■ INSTRUCTIONS FOR THE TASK: Read the listing and extract each line that includes the word "name".

■ DATASET EXCERPTS:
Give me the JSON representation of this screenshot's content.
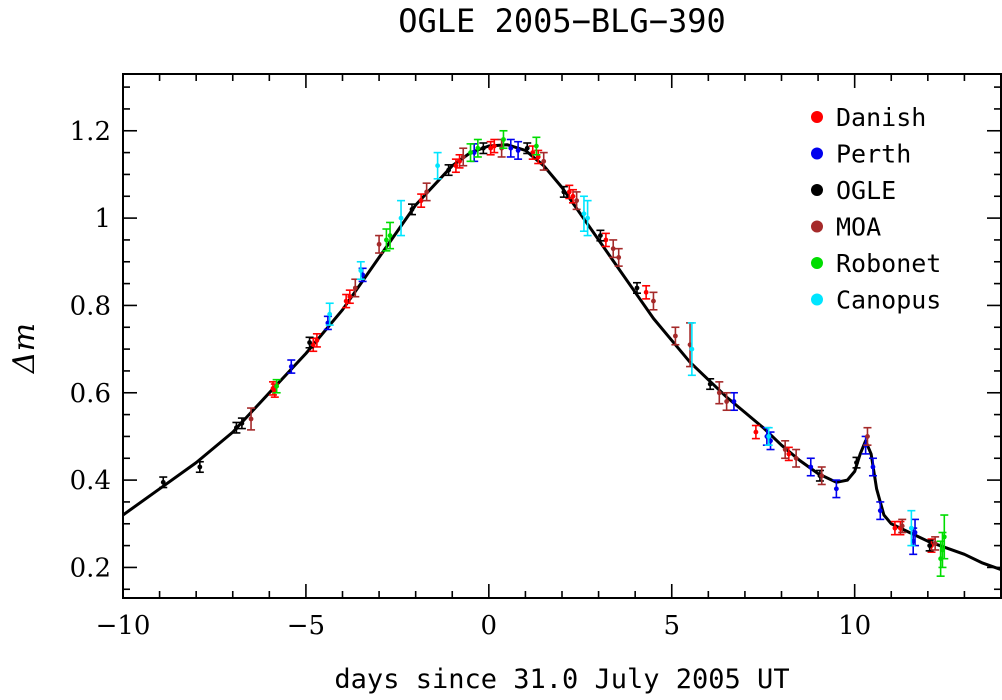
{
  "chart_data": {
    "type": "scatter",
    "title": "OGLE 2005−BLG−390",
    "xlabel": "days since 31.0 July 2005 UT",
    "ylabel": "Δm",
    "xlim": [
      -10,
      14
    ],
    "ylim": [
      0.13,
      1.33
    ],
    "x_ticks": [
      -10,
      -5,
      0,
      5,
      10
    ],
    "x_tick_labels": [
      "−10",
      "−5",
      "0",
      "5",
      "10"
    ],
    "y_ticks": [
      0.2,
      0.4,
      0.6,
      0.8,
      1,
      1.2
    ],
    "y_tick_labels": [
      "0.2",
      "0.4",
      "0.6",
      "0.8",
      "1",
      "1.2"
    ],
    "grid": false,
    "legend_position": "top-right",
    "model_curve": [
      [
        -10,
        0.32
      ],
      [
        -9,
        0.38
      ],
      [
        -8,
        0.44
      ],
      [
        -7,
        0.51
      ],
      [
        -6,
        0.6
      ],
      [
        -5,
        0.69
      ],
      [
        -4,
        0.79
      ],
      [
        -3,
        0.91
      ],
      [
        -2,
        1.03
      ],
      [
        -1,
        1.12
      ],
      [
        -0.5,
        1.15
      ],
      [
        0,
        1.165
      ],
      [
        0.5,
        1.168
      ],
      [
        1,
        1.155
      ],
      [
        1.5,
        1.12
      ],
      [
        2,
        1.07
      ],
      [
        2.5,
        1.01
      ],
      [
        3,
        0.95
      ],
      [
        3.5,
        0.89
      ],
      [
        4,
        0.83
      ],
      [
        4.5,
        0.77
      ],
      [
        5,
        0.72
      ],
      [
        5.5,
        0.67
      ],
      [
        6,
        0.63
      ],
      [
        6.5,
        0.59
      ],
      [
        7,
        0.555
      ],
      [
        7.5,
        0.52
      ],
      [
        8,
        0.48
      ],
      [
        8.5,
        0.445
      ],
      [
        9,
        0.415
      ],
      [
        9.5,
        0.395
      ],
      [
        9.8,
        0.4
      ],
      [
        10,
        0.42
      ],
      [
        10.15,
        0.46
      ],
      [
        10.3,
        0.49
      ],
      [
        10.45,
        0.46
      ],
      [
        10.6,
        0.38
      ],
      [
        10.8,
        0.32
      ],
      [
        11,
        0.3
      ],
      [
        11.5,
        0.28
      ],
      [
        12,
        0.26
      ],
      [
        12.5,
        0.245
      ],
      [
        13,
        0.23
      ],
      [
        13.5,
        0.21
      ],
      [
        14,
        0.195
      ]
    ],
    "series": [
      {
        "name": "Danish",
        "color": "#ff0000",
        "points": [
          [
            -5.9,
            0.61,
            0.015
          ],
          [
            -5.85,
            0.605,
            0.015
          ],
          [
            -4.8,
            0.71,
            0.015
          ],
          [
            -4.7,
            0.72,
            0.015
          ],
          [
            -3.9,
            0.81,
            0.015
          ],
          [
            -3.8,
            0.82,
            0.015
          ],
          [
            -1.85,
            1.04,
            0.015
          ],
          [
            -0.9,
            1.12,
            0.015
          ],
          [
            -0.8,
            1.13,
            0.015
          ],
          [
            0.05,
            1.16,
            0.015
          ],
          [
            0.15,
            1.165,
            0.015
          ],
          [
            1.2,
            1.15,
            0.015
          ],
          [
            1.35,
            1.14,
            0.015
          ],
          [
            2.2,
            1.06,
            0.015
          ],
          [
            2.3,
            1.05,
            0.015
          ],
          [
            3.2,
            0.95,
            0.015
          ],
          [
            4.3,
            0.83,
            0.015
          ],
          [
            7.3,
            0.51,
            0.015
          ],
          [
            8.2,
            0.46,
            0.015
          ],
          [
            11.1,
            0.29,
            0.015
          ],
          [
            11.25,
            0.29,
            0.015
          ],
          [
            12.1,
            0.25,
            0.015
          ]
        ]
      },
      {
        "name": "Perth",
        "color": "#0000ee",
        "points": [
          [
            -5.4,
            0.66,
            0.015
          ],
          [
            -4.4,
            0.76,
            0.015
          ],
          [
            -3.45,
            0.87,
            0.015
          ],
          [
            -0.4,
            1.15,
            0.02
          ],
          [
            0.6,
            1.16,
            0.02
          ],
          [
            0.8,
            1.155,
            0.02
          ],
          [
            6.7,
            0.58,
            0.02
          ],
          [
            7.6,
            0.5,
            0.02
          ],
          [
            7.7,
            0.49,
            0.02
          ],
          [
            8.8,
            0.43,
            0.02
          ],
          [
            9.5,
            0.38,
            0.02
          ],
          [
            10.3,
            0.48,
            0.02
          ],
          [
            10.5,
            0.43,
            0.02
          ],
          [
            10.7,
            0.33,
            0.02
          ],
          [
            11.6,
            0.26,
            0.03
          ],
          [
            11.65,
            0.28,
            0.03
          ]
        ]
      },
      {
        "name": "OGLE",
        "color": "#000000",
        "points": [
          [
            -8.9,
            0.395,
            0.012
          ],
          [
            -7.9,
            0.43,
            0.012
          ],
          [
            -6.9,
            0.52,
            0.012
          ],
          [
            -6.75,
            0.53,
            0.012
          ],
          [
            -4.9,
            0.715,
            0.012
          ],
          [
            -2.1,
            1.02,
            0.012
          ],
          [
            -1.1,
            1.11,
            0.012
          ],
          [
            -0.15,
            1.16,
            0.012
          ],
          [
            1.05,
            1.16,
            0.012
          ],
          [
            2.05,
            1.06,
            0.012
          ],
          [
            3.05,
            0.96,
            0.012
          ],
          [
            4.05,
            0.84,
            0.012
          ],
          [
            6.05,
            0.62,
            0.012
          ],
          [
            9.05,
            0.41,
            0.012
          ],
          [
            10.05,
            0.44,
            0.012
          ],
          [
            12.05,
            0.25,
            0.012
          ]
        ]
      },
      {
        "name": "MOA",
        "color": "#a52a2a",
        "points": [
          [
            -6.5,
            0.54,
            0.025
          ],
          [
            -3.65,
            0.84,
            0.02
          ],
          [
            -3.0,
            0.94,
            0.02
          ],
          [
            -1.7,
            1.06,
            0.02
          ],
          [
            -0.7,
            1.14,
            0.02
          ],
          [
            0.35,
            1.16,
            0.02
          ],
          [
            1.5,
            1.13,
            0.02
          ],
          [
            2.4,
            1.04,
            0.02
          ],
          [
            3.4,
            0.93,
            0.02
          ],
          [
            3.55,
            0.91,
            0.02
          ],
          [
            4.5,
            0.81,
            0.02
          ],
          [
            5.1,
            0.73,
            0.02
          ],
          [
            5.5,
            0.71,
            0.05
          ],
          [
            6.3,
            0.6,
            0.025
          ],
          [
            6.5,
            0.58,
            0.02
          ],
          [
            8.1,
            0.47,
            0.02
          ],
          [
            8.4,
            0.45,
            0.02
          ],
          [
            9.1,
            0.41,
            0.02
          ],
          [
            10.35,
            0.5,
            0.02
          ],
          [
            11.3,
            0.295,
            0.015
          ],
          [
            12.2,
            0.255,
            0.015
          ]
        ]
      },
      {
        "name": "Robonet",
        "color": "#00dd00",
        "points": [
          [
            -5.8,
            0.615,
            0.015
          ],
          [
            -2.8,
            0.95,
            0.025
          ],
          [
            -2.7,
            0.96,
            0.03
          ],
          [
            -0.5,
            1.15,
            0.02
          ],
          [
            -0.3,
            1.16,
            0.02
          ],
          [
            0.4,
            1.18,
            0.02
          ],
          [
            1.3,
            1.165,
            0.02
          ],
          [
            12.35,
            0.22,
            0.04
          ],
          [
            12.4,
            0.24,
            0.04
          ],
          [
            12.45,
            0.27,
            0.05
          ]
        ]
      },
      {
        "name": "Canopus",
        "color": "#00e5ff",
        "points": [
          [
            -4.35,
            0.78,
            0.025
          ],
          [
            -3.5,
            0.88,
            0.02
          ],
          [
            -2.4,
            1.0,
            0.04
          ],
          [
            -1.4,
            1.12,
            0.03
          ],
          [
            2.6,
            1.01,
            0.04
          ],
          [
            2.7,
            1.0,
            0.04
          ],
          [
            5.55,
            0.7,
            0.06
          ],
          [
            7.65,
            0.5,
            0.02
          ],
          [
            11.55,
            0.29,
            0.04
          ]
        ]
      }
    ]
  }
}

■ SOLUTION:
        "name": "Danish",
        "name": "Perth",
        "name": "OGLE",
        "name": "MOA",
        "name": "Robonet",
        "name": "Canopus",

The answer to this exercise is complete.